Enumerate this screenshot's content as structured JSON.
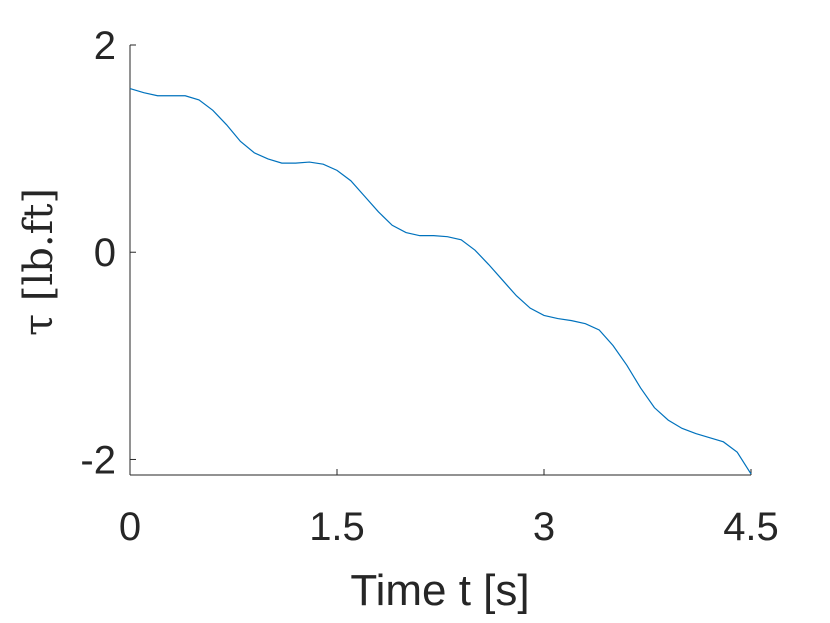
{
  "chart_data": {
    "type": "line",
    "xlabel": "Time t [s]",
    "ylabel": "τ [lb.ft]",
    "xlim": [
      0,
      4.5
    ],
    "ylim": [
      -2.15,
      2
    ],
    "xticks": [
      0,
      1.5,
      3,
      4.5
    ],
    "yticks": [
      -2,
      0,
      2
    ],
    "x": [
      0,
      0.1,
      0.2,
      0.3,
      0.4,
      0.5,
      0.6,
      0.7,
      0.8,
      0.9,
      1.0,
      1.1,
      1.2,
      1.3,
      1.4,
      1.5,
      1.6,
      1.7,
      1.8,
      1.9,
      2.0,
      2.1,
      2.2,
      2.3,
      2.4,
      2.5,
      2.6,
      2.7,
      2.8,
      2.9,
      3.0,
      3.1,
      3.2,
      3.3,
      3.4,
      3.5,
      3.6,
      3.7,
      3.8,
      3.9,
      4.0,
      4.1,
      4.2,
      4.3,
      4.4,
      4.5
    ],
    "series": [
      {
        "color": "#0072bd",
        "values": [
          1.58,
          1.54,
          1.51,
          1.51,
          1.51,
          1.47,
          1.37,
          1.23,
          1.07,
          0.96,
          0.9,
          0.86,
          0.86,
          0.87,
          0.85,
          0.79,
          0.69,
          0.54,
          0.39,
          0.26,
          0.19,
          0.16,
          0.16,
          0.15,
          0.12,
          0.02,
          -0.12,
          -0.27,
          -0.42,
          -0.54,
          -0.61,
          -0.64,
          -0.66,
          -0.69,
          -0.75,
          -0.9,
          -1.09,
          -1.31,
          -1.5,
          -1.62,
          -1.7,
          -1.75,
          -1.79,
          -1.83,
          -1.93,
          -2.14
        ]
      }
    ]
  }
}
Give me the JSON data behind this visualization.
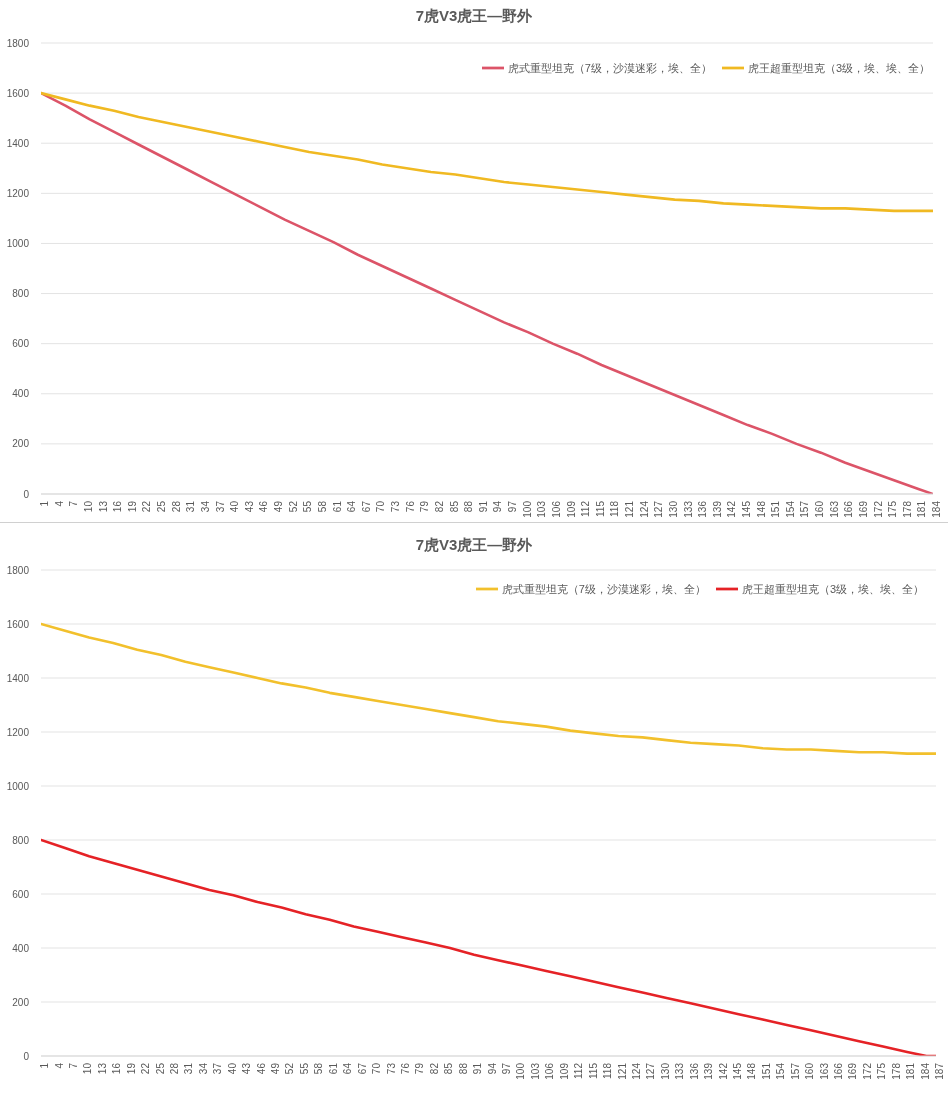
{
  "chart_data": [
    {
      "type": "line",
      "title": "7虎V3虎王—野外",
      "xlim": [
        1,
        184
      ],
      "xticks": [
        1,
        4,
        7,
        10,
        13,
        16,
        19,
        22,
        25,
        28,
        31,
        34,
        37,
        40,
        43,
        46,
        49,
        52,
        55,
        58,
        61,
        64,
        67,
        70,
        73,
        76,
        79,
        82,
        85,
        88,
        91,
        94,
        97,
        100,
        103,
        106,
        109,
        112,
        115,
        118,
        121,
        124,
        127,
        130,
        133,
        136,
        139,
        142,
        145,
        148,
        151,
        154,
        157,
        160,
        163,
        166,
        169,
        172,
        175,
        178,
        181,
        184
      ],
      "ylim": [
        0,
        1800
      ],
      "yticks": [
        0,
        200,
        400,
        600,
        800,
        1000,
        1200,
        1400,
        1600,
        1800
      ],
      "grid": "y",
      "legend": "top right",
      "series": [
        {
          "name": "虎式重型坦克（7级，沙漠迷彩，埃、全）",
          "color": "#dc5468",
          "x": [
            1,
            6,
            11,
            16,
            21,
            26,
            31,
            36,
            41,
            46,
            51,
            56,
            61,
            66,
            71,
            76,
            81,
            86,
            91,
            96,
            101,
            106,
            111,
            116,
            121,
            126,
            131,
            136,
            141,
            146,
            151,
            156,
            161,
            166,
            171,
            176,
            181,
            184
          ],
          "values": [
            1600,
            1550,
            1495,
            1445,
            1395,
            1345,
            1295,
            1245,
            1195,
            1145,
            1095,
            1050,
            1005,
            955,
            910,
            865,
            820,
            775,
            730,
            685,
            645,
            600,
            560,
            515,
            475,
            435,
            395,
            355,
            315,
            275,
            240,
            200,
            165,
            125,
            90,
            55,
            20,
            0
          ]
        },
        {
          "name": "虎王超重型坦克（3级，埃、埃、全）",
          "color": "#f0b922",
          "x": [
            1,
            6,
            11,
            16,
            21,
            26,
            31,
            36,
            41,
            46,
            51,
            56,
            61,
            66,
            71,
            76,
            81,
            86,
            91,
            96,
            101,
            106,
            111,
            116,
            121,
            126,
            131,
            136,
            141,
            146,
            151,
            156,
            161,
            166,
            171,
            176,
            181,
            184
          ],
          "values": [
            1600,
            1575,
            1550,
            1530,
            1505,
            1485,
            1465,
            1445,
            1425,
            1405,
            1385,
            1365,
            1350,
            1335,
            1315,
            1300,
            1285,
            1275,
            1260,
            1245,
            1235,
            1225,
            1215,
            1205,
            1195,
            1185,
            1175,
            1170,
            1160,
            1155,
            1150,
            1145,
            1140,
            1140,
            1135,
            1130,
            1130,
            1130
          ]
        }
      ]
    },
    {
      "type": "line",
      "title": "7虎V3虎王—野外",
      "xlim": [
        1,
        187
      ],
      "xticks": [
        1,
        4,
        7,
        10,
        13,
        16,
        19,
        22,
        25,
        28,
        31,
        34,
        37,
        40,
        43,
        46,
        49,
        52,
        55,
        58,
        61,
        64,
        67,
        70,
        73,
        76,
        79,
        82,
        85,
        88,
        91,
        94,
        97,
        100,
        103,
        106,
        109,
        112,
        115,
        118,
        121,
        124,
        127,
        130,
        133,
        136,
        139,
        142,
        145,
        148,
        151,
        154,
        157,
        160,
        163,
        166,
        169,
        172,
        175,
        178,
        181,
        184,
        187
      ],
      "ylim": [
        0,
        1800
      ],
      "yticks": [
        0,
        200,
        400,
        600,
        800,
        1000,
        1200,
        1400,
        1600,
        1800
      ],
      "grid": "y",
      "legend": "top right",
      "series": [
        {
          "name": "虎式重型坦克（7级，沙漠迷彩，埃、全）",
          "color": "#f2c02c",
          "x": [
            1,
            6,
            11,
            16,
            21,
            26,
            31,
            36,
            41,
            46,
            51,
            56,
            61,
            66,
            71,
            76,
            81,
            86,
            91,
            96,
            101,
            106,
            111,
            116,
            121,
            126,
            131,
            136,
            141,
            146,
            151,
            156,
            161,
            166,
            171,
            176,
            181,
            186,
            187
          ],
          "values": [
            1600,
            1575,
            1550,
            1530,
            1505,
            1485,
            1460,
            1440,
            1420,
            1400,
            1380,
            1365,
            1345,
            1330,
            1315,
            1300,
            1285,
            1270,
            1255,
            1240,
            1230,
            1220,
            1205,
            1195,
            1185,
            1180,
            1170,
            1160,
            1155,
            1150,
            1140,
            1135,
            1135,
            1130,
            1125,
            1125,
            1120,
            1120,
            1120
          ]
        },
        {
          "name": "虎王超重型坦克（3级，埃、埃、全）",
          "color": "#e52226",
          "x": [
            1,
            6,
            11,
            16,
            21,
            26,
            31,
            36,
            41,
            46,
            51,
            56,
            61,
            66,
            71,
            76,
            81,
            86,
            91,
            96,
            101,
            106,
            111,
            116,
            121,
            126,
            131,
            136,
            141,
            146,
            151,
            156,
            161,
            166,
            171,
            176,
            181,
            185,
            187
          ],
          "values": [
            800,
            770,
            740,
            715,
            690,
            665,
            640,
            615,
            595,
            570,
            550,
            525,
            505,
            480,
            460,
            440,
            420,
            400,
            375,
            355,
            335,
            315,
            295,
            275,
            255,
            235,
            215,
            195,
            175,
            155,
            135,
            115,
            95,
            75,
            55,
            35,
            15,
            0,
            0
          ]
        }
      ]
    }
  ]
}
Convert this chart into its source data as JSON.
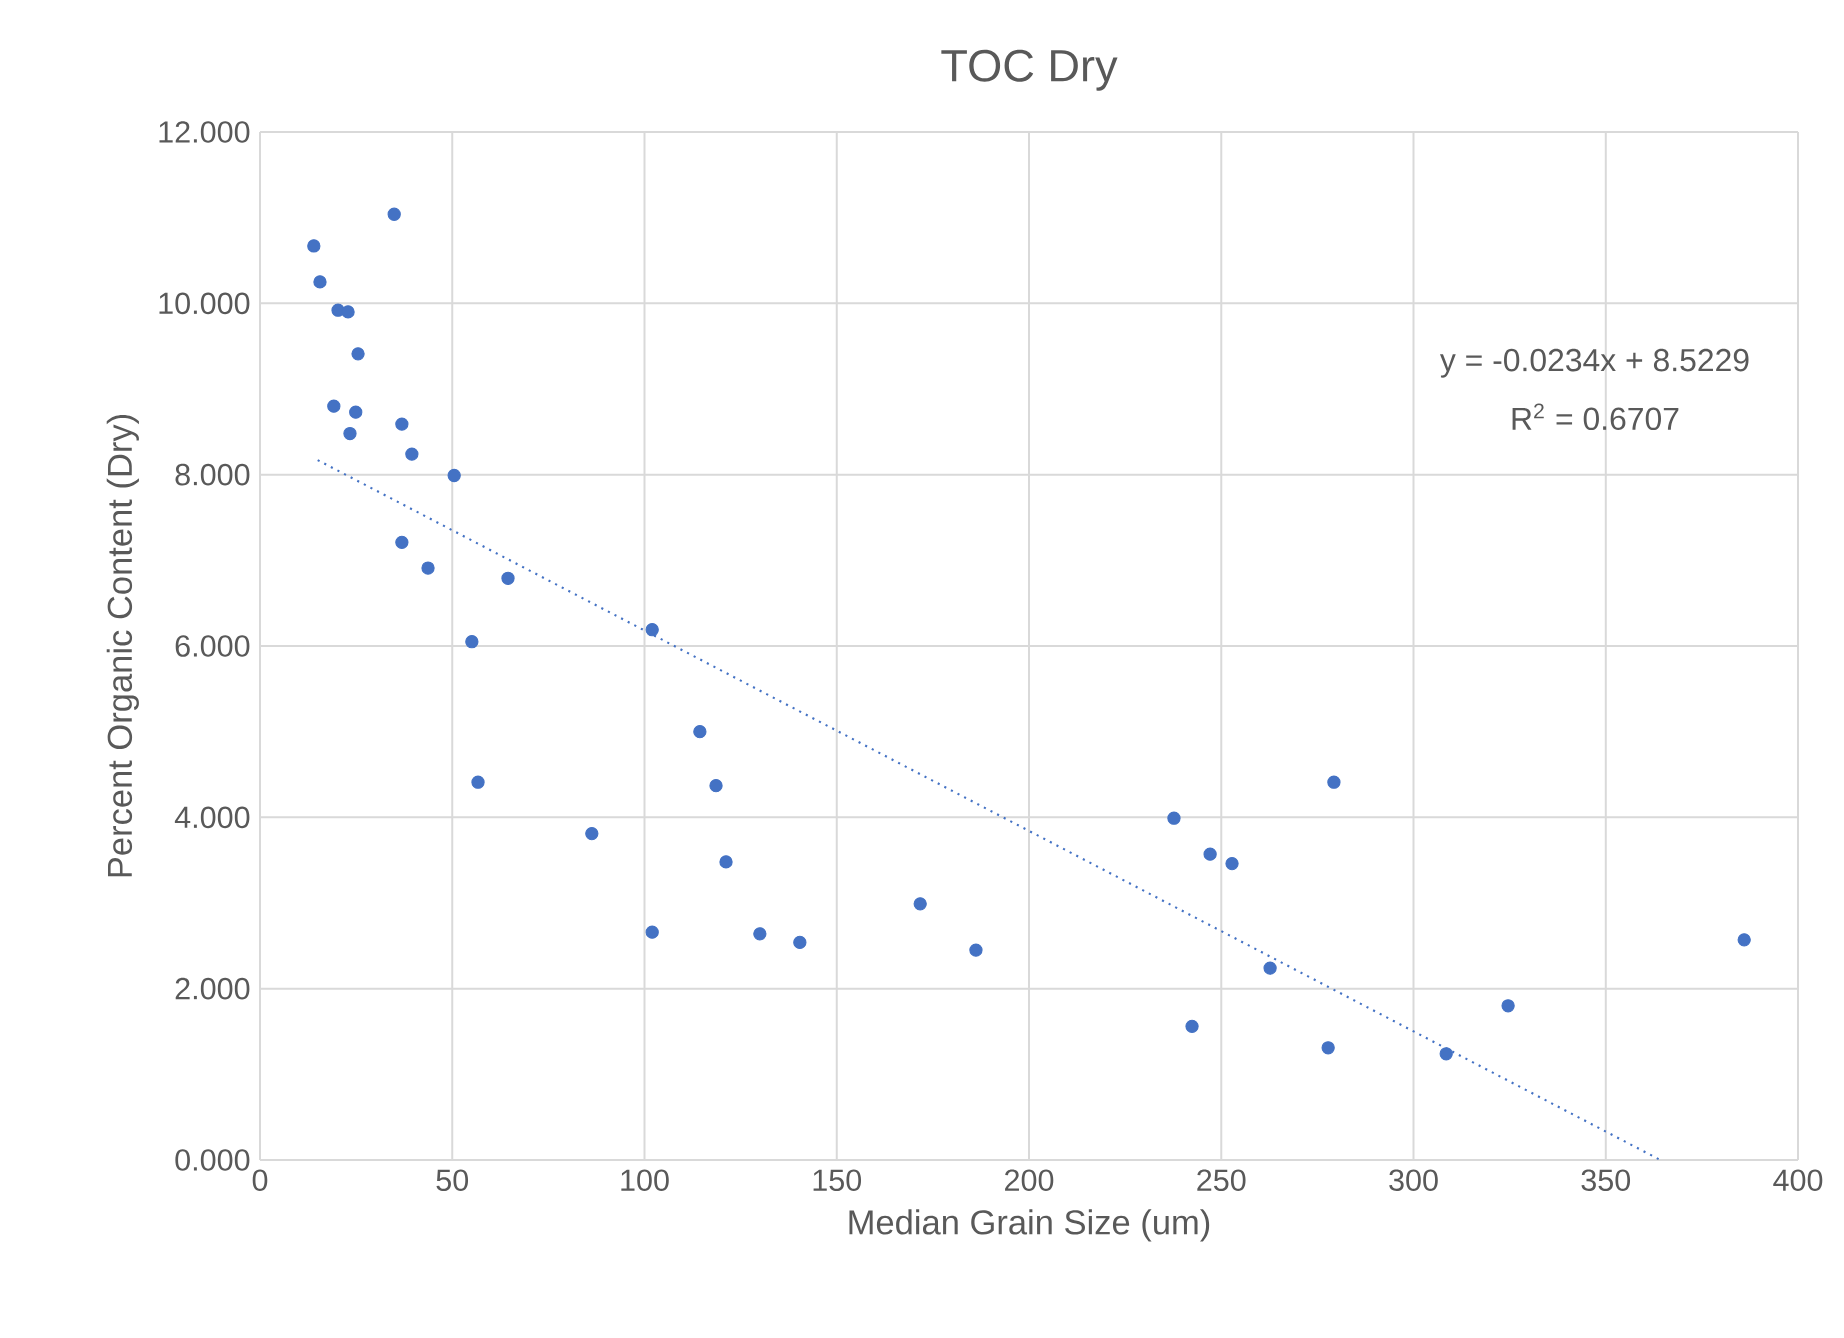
{
  "chart_data": {
    "type": "scatter",
    "title": "TOC Dry",
    "xlabel": "Median Grain Size (um)",
    "ylabel": "Percent Organic Content (Dry)",
    "xlim": [
      0,
      400
    ],
    "xticks": [
      0,
      50,
      100,
      150,
      200,
      250,
      300,
      350,
      400
    ],
    "ylim": [
      0,
      12
    ],
    "yticks": [
      {
        "value": 0,
        "label": "0.000"
      },
      {
        "value": 2,
        "label": "2.000"
      },
      {
        "value": 4,
        "label": "4.000"
      },
      {
        "value": 6,
        "label": "6.000"
      },
      {
        "value": 8,
        "label": "8.000"
      },
      {
        "value": 10,
        "label": "10.000"
      },
      {
        "value": 12,
        "label": "12.000"
      }
    ],
    "grid": true,
    "marker": "circle",
    "annotations": [
      "y = -0.0234x + 8.5229",
      "R$^{2}$ = 0.6707"
    ],
    "series": [
      {
        "color": "#4472c4",
        "x": [
          14.0,
          15.6,
          20.3,
          22.9,
          25.5,
          19.2,
          24.9,
          23.4,
          34.9,
          36.9,
          39.5,
          50.5,
          36.9,
          43.7,
          64.5,
          55.1,
          56.7,
          102.0,
          86.3,
          102.0,
          114.4,
          118.6,
          121.2,
          130.0,
          140.4,
          171.7,
          186.2,
          237.7,
          247.1,
          252.8,
          242.4,
          262.7,
          279.3,
          277.8,
          308.5,
          324.6,
          386.0
        ],
        "values": [
          10.67,
          10.25,
          9.92,
          9.9,
          9.41,
          8.8,
          8.73,
          8.48,
          11.04,
          8.59,
          8.24,
          7.99,
          7.21,
          6.91,
          6.79,
          6.05,
          4.41,
          6.19,
          3.81,
          2.66,
          5.0,
          4.37,
          3.48,
          2.64,
          2.54,
          2.99,
          2.45,
          3.99,
          3.57,
          3.46,
          1.56,
          2.24,
          4.41,
          1.31,
          1.24,
          1.8,
          2.57
        ]
      },
      {
        "type": "line",
        "color": "#4472c4",
        "line_style": "dotted",
        "marker": "none",
        "x": [
          15,
          364.2
        ],
        "values": [
          8.17,
          0.0
        ]
      }
    ]
  }
}
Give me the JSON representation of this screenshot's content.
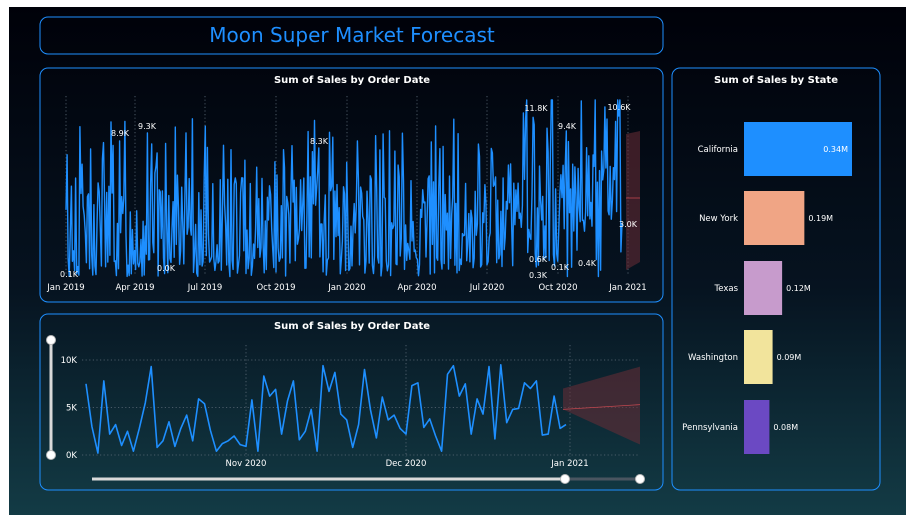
{
  "dashboard": {
    "title": "Moon Super Market Forecast"
  },
  "colors": {
    "accent": "#1e8fff",
    "forecast_band": "#6b2e37",
    "forecast_line": "#c0474f",
    "title_text": "#1e8fff"
  },
  "chart_data": [
    {
      "id": "sales_daily",
      "type": "line",
      "title": "Sum of Sales by Order Date",
      "xlabel": "",
      "ylabel": "",
      "x_ticks": [
        "Jan 2019",
        "Apr 2019",
        "Jul 2019",
        "Oct 2019",
        "Jan 2020",
        "Apr 2020",
        "Jul 2020",
        "Oct 2020",
        "Jan 2021"
      ],
      "annotations": [
        "0.1K",
        "8.9K",
        "9.3K",
        "0.0K",
        "8.3K",
        "11.8K",
        "9.4K",
        "10.6K",
        "0.6K",
        "0.3K",
        "0.1K",
        "0.4K",
        "3.0K"
      ],
      "forecast": true,
      "gridlines": "vertical-dotted"
    },
    {
      "id": "sales_zoom",
      "type": "line",
      "title": "Sum of Sales by Order Date",
      "xlabel": "",
      "ylabel": "",
      "x_ticks": [
        "Nov 2020",
        "Dec 2020",
        "Jan 2021"
      ],
      "y_ticks": [
        "10K",
        "5K",
        "0K"
      ],
      "ylim": [
        0,
        10000
      ],
      "values": [
        7500,
        3000,
        200,
        7800,
        2200,
        3200,
        1000,
        2500,
        400,
        2800,
        5500,
        9300,
        800,
        1500,
        3500,
        900,
        2800,
        4200,
        1500,
        5900,
        5400,
        2600,
        400,
        1200,
        1500,
        2000,
        1100,
        900,
        5800,
        400,
        8300,
        6200,
        6900,
        2200,
        5700,
        7800,
        1600,
        2500,
        4800,
        400,
        9400,
        6700,
        8700,
        4300,
        3700,
        800,
        3200,
        9000,
        4800,
        1800,
        6100,
        3700,
        4200,
        2800,
        2200,
        7300,
        7600,
        2900,
        3800,
        2000,
        400,
        8500,
        9400,
        6200,
        7500,
        2200,
        5900,
        4300,
        9300,
        1700,
        9500,
        3400,
        4800,
        4900,
        7600,
        7000,
        7800,
        2100,
        2200,
        6200,
        2800,
        3200
      ],
      "forecast_value": 5300,
      "forecast_band": [
        2000,
        9300
      ],
      "gridlines": "dotted"
    },
    {
      "id": "sales_by_state",
      "type": "bar",
      "orientation": "horizontal",
      "title": "Sum of Sales by State",
      "categories": [
        "California",
        "New York",
        "Texas",
        "Washington",
        "Pennsylvania"
      ],
      "values": [
        0.34,
        0.19,
        0.12,
        0.09,
        0.08
      ],
      "value_labels": [
        "0.34M",
        "0.19M",
        "0.12M",
        "0.09M",
        "0.08M"
      ],
      "unit": "M",
      "colors": [
        "#1e8fff",
        "#f0a585",
        "#c79bcc",
        "#f2e49c",
        "#6b49c3"
      ]
    }
  ]
}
____________
Gather all lines from the listing above in which "xlabel" occurs.

    "xlabel": "Time t [s]",
    "xlabel": "Median Grain Size (um)",
      "xlabel": "",
      "xlabel": "",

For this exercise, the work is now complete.